-- START Excerpted data --

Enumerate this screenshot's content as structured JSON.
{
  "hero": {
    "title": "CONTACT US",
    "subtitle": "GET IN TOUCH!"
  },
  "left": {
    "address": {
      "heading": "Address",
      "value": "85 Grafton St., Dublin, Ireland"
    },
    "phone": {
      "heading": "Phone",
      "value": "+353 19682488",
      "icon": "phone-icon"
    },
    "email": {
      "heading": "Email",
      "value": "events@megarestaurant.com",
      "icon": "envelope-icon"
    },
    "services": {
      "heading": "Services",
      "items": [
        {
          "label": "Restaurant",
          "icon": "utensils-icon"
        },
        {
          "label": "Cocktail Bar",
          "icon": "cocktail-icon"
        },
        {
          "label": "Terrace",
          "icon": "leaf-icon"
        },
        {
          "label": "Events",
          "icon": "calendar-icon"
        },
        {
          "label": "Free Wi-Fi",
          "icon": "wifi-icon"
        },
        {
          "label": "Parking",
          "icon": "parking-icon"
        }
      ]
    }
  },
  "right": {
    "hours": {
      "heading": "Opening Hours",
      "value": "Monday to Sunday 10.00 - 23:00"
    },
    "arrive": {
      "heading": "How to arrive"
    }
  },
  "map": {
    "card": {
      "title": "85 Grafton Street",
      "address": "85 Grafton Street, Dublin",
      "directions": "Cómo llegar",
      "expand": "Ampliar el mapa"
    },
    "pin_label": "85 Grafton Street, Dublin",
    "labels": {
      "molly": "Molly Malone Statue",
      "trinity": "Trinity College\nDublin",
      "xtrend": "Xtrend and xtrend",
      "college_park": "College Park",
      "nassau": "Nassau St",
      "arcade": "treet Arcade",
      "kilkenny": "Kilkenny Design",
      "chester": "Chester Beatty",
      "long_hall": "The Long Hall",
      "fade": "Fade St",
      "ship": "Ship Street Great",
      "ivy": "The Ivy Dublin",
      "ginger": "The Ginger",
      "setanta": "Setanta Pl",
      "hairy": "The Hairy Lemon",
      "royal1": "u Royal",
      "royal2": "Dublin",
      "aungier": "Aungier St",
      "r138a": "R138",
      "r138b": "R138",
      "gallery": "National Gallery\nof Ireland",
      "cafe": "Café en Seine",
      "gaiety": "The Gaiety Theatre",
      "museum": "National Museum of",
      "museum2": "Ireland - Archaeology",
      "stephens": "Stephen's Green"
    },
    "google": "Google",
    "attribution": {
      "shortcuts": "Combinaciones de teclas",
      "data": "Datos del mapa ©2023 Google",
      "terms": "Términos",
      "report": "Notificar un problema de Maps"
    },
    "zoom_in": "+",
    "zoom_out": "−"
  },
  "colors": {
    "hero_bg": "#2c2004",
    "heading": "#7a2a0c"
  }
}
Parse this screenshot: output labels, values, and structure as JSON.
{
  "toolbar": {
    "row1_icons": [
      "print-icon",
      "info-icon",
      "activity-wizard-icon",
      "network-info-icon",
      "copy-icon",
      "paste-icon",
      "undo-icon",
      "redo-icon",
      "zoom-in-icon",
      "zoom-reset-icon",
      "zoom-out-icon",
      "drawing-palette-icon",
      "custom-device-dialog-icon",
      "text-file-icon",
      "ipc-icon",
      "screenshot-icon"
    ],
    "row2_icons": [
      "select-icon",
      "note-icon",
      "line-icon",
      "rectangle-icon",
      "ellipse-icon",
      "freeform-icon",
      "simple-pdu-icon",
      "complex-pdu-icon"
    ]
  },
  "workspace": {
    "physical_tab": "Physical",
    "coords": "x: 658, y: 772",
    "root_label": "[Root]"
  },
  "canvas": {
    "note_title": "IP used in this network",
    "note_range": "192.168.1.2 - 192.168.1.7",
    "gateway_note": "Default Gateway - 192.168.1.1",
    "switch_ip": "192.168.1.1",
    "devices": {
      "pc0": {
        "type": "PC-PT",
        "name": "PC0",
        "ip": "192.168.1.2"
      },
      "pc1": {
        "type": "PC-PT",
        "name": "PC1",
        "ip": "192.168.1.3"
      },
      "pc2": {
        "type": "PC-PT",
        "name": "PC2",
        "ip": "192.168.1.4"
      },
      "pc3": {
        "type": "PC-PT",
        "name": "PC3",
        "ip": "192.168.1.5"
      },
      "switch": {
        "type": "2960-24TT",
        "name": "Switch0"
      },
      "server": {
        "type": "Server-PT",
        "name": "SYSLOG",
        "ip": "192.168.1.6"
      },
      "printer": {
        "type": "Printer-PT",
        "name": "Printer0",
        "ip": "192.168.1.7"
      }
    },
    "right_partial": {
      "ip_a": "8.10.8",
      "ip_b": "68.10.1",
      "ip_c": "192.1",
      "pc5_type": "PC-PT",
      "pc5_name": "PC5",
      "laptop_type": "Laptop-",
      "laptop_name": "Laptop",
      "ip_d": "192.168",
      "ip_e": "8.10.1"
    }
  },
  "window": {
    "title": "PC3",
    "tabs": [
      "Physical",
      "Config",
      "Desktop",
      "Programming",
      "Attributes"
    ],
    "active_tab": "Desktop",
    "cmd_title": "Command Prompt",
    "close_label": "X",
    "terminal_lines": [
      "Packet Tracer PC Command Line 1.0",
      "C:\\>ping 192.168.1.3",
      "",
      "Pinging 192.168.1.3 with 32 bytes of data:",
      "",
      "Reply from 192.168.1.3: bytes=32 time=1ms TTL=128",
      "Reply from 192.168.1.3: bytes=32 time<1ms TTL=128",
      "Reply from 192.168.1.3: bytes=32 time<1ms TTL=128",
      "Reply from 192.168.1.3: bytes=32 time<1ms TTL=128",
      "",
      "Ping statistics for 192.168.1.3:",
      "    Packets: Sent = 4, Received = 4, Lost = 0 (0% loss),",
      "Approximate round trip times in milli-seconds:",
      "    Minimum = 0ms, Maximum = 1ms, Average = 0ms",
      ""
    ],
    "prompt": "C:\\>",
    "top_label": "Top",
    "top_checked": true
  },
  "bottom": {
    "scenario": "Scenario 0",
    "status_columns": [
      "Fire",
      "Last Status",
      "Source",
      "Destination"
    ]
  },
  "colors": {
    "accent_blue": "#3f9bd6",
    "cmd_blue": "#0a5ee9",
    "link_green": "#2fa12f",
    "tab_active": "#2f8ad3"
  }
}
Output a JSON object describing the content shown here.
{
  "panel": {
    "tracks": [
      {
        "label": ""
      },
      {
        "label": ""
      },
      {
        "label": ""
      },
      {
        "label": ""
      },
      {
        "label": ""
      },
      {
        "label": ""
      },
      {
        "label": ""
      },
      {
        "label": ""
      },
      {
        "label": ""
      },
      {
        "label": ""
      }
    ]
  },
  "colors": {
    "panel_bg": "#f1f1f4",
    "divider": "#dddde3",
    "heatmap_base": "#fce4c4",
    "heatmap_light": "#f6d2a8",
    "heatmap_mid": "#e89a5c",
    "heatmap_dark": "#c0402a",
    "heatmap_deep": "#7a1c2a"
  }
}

-- END Excerpted data --

**Goal:** Extract the listing in its entirety, matching it exactly.

**Output below:**
Enumerate this screenshot's content as structured JSON.
{
  "hero": {
    "title": "CONTACT US",
    "subtitle": "GET IN TOUCH!"
  },
  "left": {
    "address": {
      "heading": "Address",
      "value": "85 Grafton St., Dublin, Ireland"
    },
    "phone": {
      "heading": "Phone",
      "value": "+353 19682488",
      "icon": "phone-icon"
    },
    "email": {
      "heading": "Email",
      "value": "events@megarestaurant.com",
      "icon": "envelope-icon"
    },
    "services": {
      "heading": "Services",
      "items": [
        {
          "label": "Restaurant",
          "icon": "utensils-icon"
        },
        {
          "label": "Cocktail Bar",
          "icon": "cocktail-icon"
        },
        {
          "label": "Terrace",
          "icon": "leaf-icon"
        },
        {
          "label": "Events",
          "icon": "calendar-icon"
        },
        {
          "label": "Free Wi-Fi",
          "icon": "wifi-icon"
        },
        {
          "label": "Parking",
          "icon": "parking-icon"
        }
      ]
    }
  },
  "right": {
    "hours": {
      "heading": "Opening Hours",
      "value": "Monday to Sunday 10.00 - 23:00"
    },
    "arrive": {
      "heading": "How to arrive"
    }
  },
  "map": {
    "card": {
      "title": "85 Grafton Street",
      "address": "85 Grafton Street, Dublin",
      "directions": "Cómo llegar",
      "expand": "Ampliar el mapa"
    },
    "pin_label": "85 Grafton Street, Dublin",
    "labels": {
      "molly": "Molly Malone Statue",
      "trinity": "Trinity College\nDublin",
      "xtrend": "Xtrend and xtrend",
      "college_park": "College Park",
      "nassau": "Nassau St",
      "arcade": "treet Arcade",
      "kilkenny": "Kilkenny Design",
      "chester": "Chester Beatty",
      "long_hall": "The Long Hall",
      "fade": "Fade St",
      "ship": "Ship Street Great",
      "ivy": "The Ivy Dublin",
      "ginger": "The Ginger",
      "setanta": "Setanta Pl",
      "hairy": "The Hairy Lemon",
      "royal1": "u Royal",
      "royal2": "Dublin",
      "aungier": "Aungier St",
      "r138a": "R138",
      "r138b": "R138",
      "gallery": "National Gallery\nof Ireland",
      "cafe": "Café en Seine",
      "gaiety": "The Gaiety Theatre",
      "museum": "National Museum of",
      "museum2": "Ireland - Archaeology",
      "stephens": "Stephen's Green"
    },
    "google": "Google",
    "attribution": {
      "shortcuts": "Combinaciones de teclas",
      "data": "Datos del mapa ©2023 Google",
      "terms": "Términos",
      "report": "Notificar un problema de Maps"
    },
    "zoom_in": "+",
    "zoom_out": "−"
  },
  "colors": {
    "hero_bg": "#2c2004",
    "heading": "#7a2a0c"
  }
}
Parse this screenshot: output labels, values, and structure as JSON.
{
  "toolbar": {
    "row1_icons": [
      "print-icon",
      "info-icon",
      "activity-wizard-icon",
      "network-info-icon",
      "copy-icon",
      "paste-icon",
      "undo-icon",
      "redo-icon",
      "zoom-in-icon",
      "zoom-reset-icon",
      "zoom-out-icon",
      "drawing-palette-icon",
      "custom-device-dialog-icon",
      "text-file-icon",
      "ipc-icon",
      "screenshot-icon"
    ],
    "row2_icons": [
      "select-icon",
      "note-icon",
      "line-icon",
      "rectangle-icon",
      "ellipse-icon",
      "freeform-icon",
      "simple-pdu-icon",
      "complex-pdu-icon"
    ]
  },
  "workspace": {
    "physical_tab": "Physical",
    "coords": "x: 658, y: 772",
    "root_label": "[Root]"
  },
  "canvas": {
    "note_title": "IP used in this network",
    "note_range": "192.168.1.2 - 192.168.1.7",
    "gateway_note": "Default Gateway - 192.168.1.1",
    "switch_ip": "192.168.1.1",
    "devices": {
      "pc0": {
        "type": "PC-PT",
        "name": "PC0",
        "ip": "192.168.1.2"
      },
      "pc1": {
        "type": "PC-PT",
        "name": "PC1",
        "ip": "192.168.1.3"
      },
      "pc2": {
        "type": "PC-PT",
        "name": "PC2",
        "ip": "192.168.1.4"
      },
      "pc3": {
        "type": "PC-PT",
        "name": "PC3",
        "ip": "192.168.1.5"
      },
      "switch": {
        "type": "2960-24TT",
        "name": "Switch0"
      },
      "server": {
        "type": "Server-PT",
        "name": "SYSLOG",
        "ip": "192.168.1.6"
      },
      "printer": {
        "type": "Printer-PT",
        "name": "Printer0",
        "ip": "192.168.1.7"
      }
    },
    "right_partial": {
      "ip_a": "8.10.8",
      "ip_b": "68.10.1",
      "ip_c": "192.1",
      "pc5_type": "PC-PT",
      "pc5_name": "PC5",
      "laptop_type": "Laptop-",
      "laptop_name": "Laptop",
      "ip_d": "192.168",
      "ip_e": "8.10.1"
    }
  },
  "window": {
    "title": "PC3",
    "tabs": [
      "Physical",
      "Config",
      "Desktop",
      "Programming",
      "Attributes"
    ],
    "active_tab": "Desktop",
    "cmd_title": "Command Prompt",
    "close_label": "X",
    "terminal_lines": [
      "Packet Tracer PC Command Line 1.0",
      "C:\\>ping 192.168.1.3",
      "",
      "Pinging 192.168.1.3 with 32 bytes of data:",
      "",
      "Reply from 192.168.1.3: bytes=32 time=1ms TTL=128",
      "Reply from 192.168.1.3: bytes=32 time<1ms TTL=128",
      "Reply from 192.168.1.3: bytes=32 time<1ms TTL=128",
      "Reply from 192.168.1.3: bytes=32 time<1ms TTL=128",
      "",
      "Ping statistics for 192.168.1.3:",
      "    Packets: Sent = 4, Received = 4, Lost = 0 (0% loss),",
      "Approximate round trip times in milli-seconds:",
      "    Minimum = 0ms, Maximum = 1ms, Average = 0ms",
      ""
    ],
    "prompt": "C:\\>",
    "top_label": "Top",
    "top_checked": true
  },
  "bottom": {
    "scenario": "Scenario 0",
    "status_columns": [
      "Fire",
      "Last Status",
      "Source",
      "Destination"
    ]
  },
  "colors": {
    "accent_blue": "#3f9bd6",
    "cmd_blue": "#0a5ee9",
    "link_green": "#2fa12f",
    "tab_active": "#2f8ad3"
  }
}
Output a JSON object describing the content shown here.
{
  "panel": {
    "tracks": [
      {
        "label": ""
      },
      {
        "label": ""
      },
      {
        "label": ""
      },
      {
        "label": ""
      },
      {
        "label": ""
      },
      {
        "label": ""
      },
      {
        "label": ""
      },
      {
        "label": ""
      },
      {
        "label": ""
      },
      {
        "label": ""
      }
    ]
  },
  "colors": {
    "panel_bg": "#f1f1f4",
    "divider": "#dddde3",
    "heatmap_base": "#fce4c4",
    "heatmap_light": "#f6d2a8",
    "heatmap_mid": "#e89a5c",
    "heatmap_dark": "#c0402a",
    "heatmap_deep": "#7a1c2a"
  }
}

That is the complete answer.